### [Exercise goal]
All records below must be retyped exactly.

### [Information shown]
>>>

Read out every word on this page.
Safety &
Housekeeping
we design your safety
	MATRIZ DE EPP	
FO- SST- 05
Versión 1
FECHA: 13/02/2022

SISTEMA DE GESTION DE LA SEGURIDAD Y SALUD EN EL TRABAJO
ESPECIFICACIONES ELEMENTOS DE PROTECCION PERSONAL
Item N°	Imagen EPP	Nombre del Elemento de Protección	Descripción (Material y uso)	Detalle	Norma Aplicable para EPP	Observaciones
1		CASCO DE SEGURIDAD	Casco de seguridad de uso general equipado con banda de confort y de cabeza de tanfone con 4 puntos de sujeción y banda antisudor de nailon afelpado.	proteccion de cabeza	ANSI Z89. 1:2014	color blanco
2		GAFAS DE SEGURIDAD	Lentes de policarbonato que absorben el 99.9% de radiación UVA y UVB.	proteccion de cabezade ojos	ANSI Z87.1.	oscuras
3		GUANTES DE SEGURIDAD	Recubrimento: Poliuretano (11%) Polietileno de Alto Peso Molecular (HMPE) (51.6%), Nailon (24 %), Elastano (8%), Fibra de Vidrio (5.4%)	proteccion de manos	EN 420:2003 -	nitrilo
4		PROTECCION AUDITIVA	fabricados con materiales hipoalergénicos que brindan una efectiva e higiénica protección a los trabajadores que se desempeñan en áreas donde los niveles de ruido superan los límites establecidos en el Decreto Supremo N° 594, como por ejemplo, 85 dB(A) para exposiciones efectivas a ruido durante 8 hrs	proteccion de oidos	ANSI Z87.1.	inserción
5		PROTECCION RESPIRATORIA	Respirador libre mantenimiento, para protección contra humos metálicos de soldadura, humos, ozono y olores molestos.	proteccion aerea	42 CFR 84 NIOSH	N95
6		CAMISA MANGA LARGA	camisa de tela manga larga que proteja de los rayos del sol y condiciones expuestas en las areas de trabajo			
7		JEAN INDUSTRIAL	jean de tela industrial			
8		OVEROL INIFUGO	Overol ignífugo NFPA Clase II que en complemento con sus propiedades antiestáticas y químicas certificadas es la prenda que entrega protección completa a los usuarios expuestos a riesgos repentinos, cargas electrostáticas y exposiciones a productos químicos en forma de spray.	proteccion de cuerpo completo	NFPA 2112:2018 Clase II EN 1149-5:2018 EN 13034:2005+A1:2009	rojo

<<<

### [Task solution]
Read out every word on this page.
Safety &
Housekeeping
we design your safety
	MATRIZ DE EPP	
FO- SST- 05
Versión 1
FECHA: 13/02/2022

SISTEMA DE GESTION DE LA SEGURIDAD Y SALUD EN EL TRABAJO
ESPECIFICACIONES ELEMENTOS DE PROTECCION PERSONAL
Item N°	Imagen EPP	Nombre del Elemento de Protección	Descripción (Material y uso)	Detalle	Norma Aplicable para EPP	Observaciones
1		CASCO DE SEGURIDAD	Casco de seguridad de uso general equipado con banda de confort y de cabeza de tanfone con 4 puntos de sujeción y banda antisudor de nailon afelpado.	proteccion de cabeza	ANSI Z89. 1:2014	color blanco
2		GAFAS DE SEGURIDAD	Lentes de policarbonato que absorben el 99.9% de radiación UVA y UVB.	proteccion de cabezade ojos	ANSI Z87.1.	oscuras
3		GUANTES DE SEGURIDAD	Recubrimento: Poliuretano (11%) Polietileno de Alto Peso Molecular (HMPE) (51.6%), Nailon (24 %), Elastano (8%), Fibra de Vidrio (5.4%)	proteccion de manos	EN 420:2003 -	nitrilo
4		PROTECCION AUDITIVA	fabricados con materiales hipoalergénicos que brindan una efectiva e higiénica protección a los trabajadores que se desempeñan en áreas donde los niveles de ruido superan los límites establecidos en el Decreto Supremo N° 594, como por ejemplo, 85 dB(A) para exposiciones efectivas a ruido durante 8 hrs	proteccion de oidos	ANSI Z87.1.	inserción
5		PROTECCION RESPIRATORIA	Respirador libre mantenimiento, para protección contra humos metálicos de soldadura, humos, ozono y olores molestos.	proteccion aerea	42 CFR 84 NIOSH	N95
6		CAMISA MANGA LARGA	camisa de tela manga larga que proteja de los rayos del sol y condiciones expuestas en las areas de trabajo			
7		JEAN INDUSTRIAL	jean de tela industrial			
8		OVEROL INIFUGO	Overol ignífugo NFPA Clase II que en complemento con sus propiedades antiestáticas y químicas certificadas es la prenda que entrega protección completa a los usuarios expuestos a riesgos repentinos, cargas electrostáticas y exposiciones a productos químicos en forma de spray.	proteccion de cuerpo completo	NFPA 2112:2018 Clase II EN 1149-5:2018 EN 13034:2005+A1:2009	rojo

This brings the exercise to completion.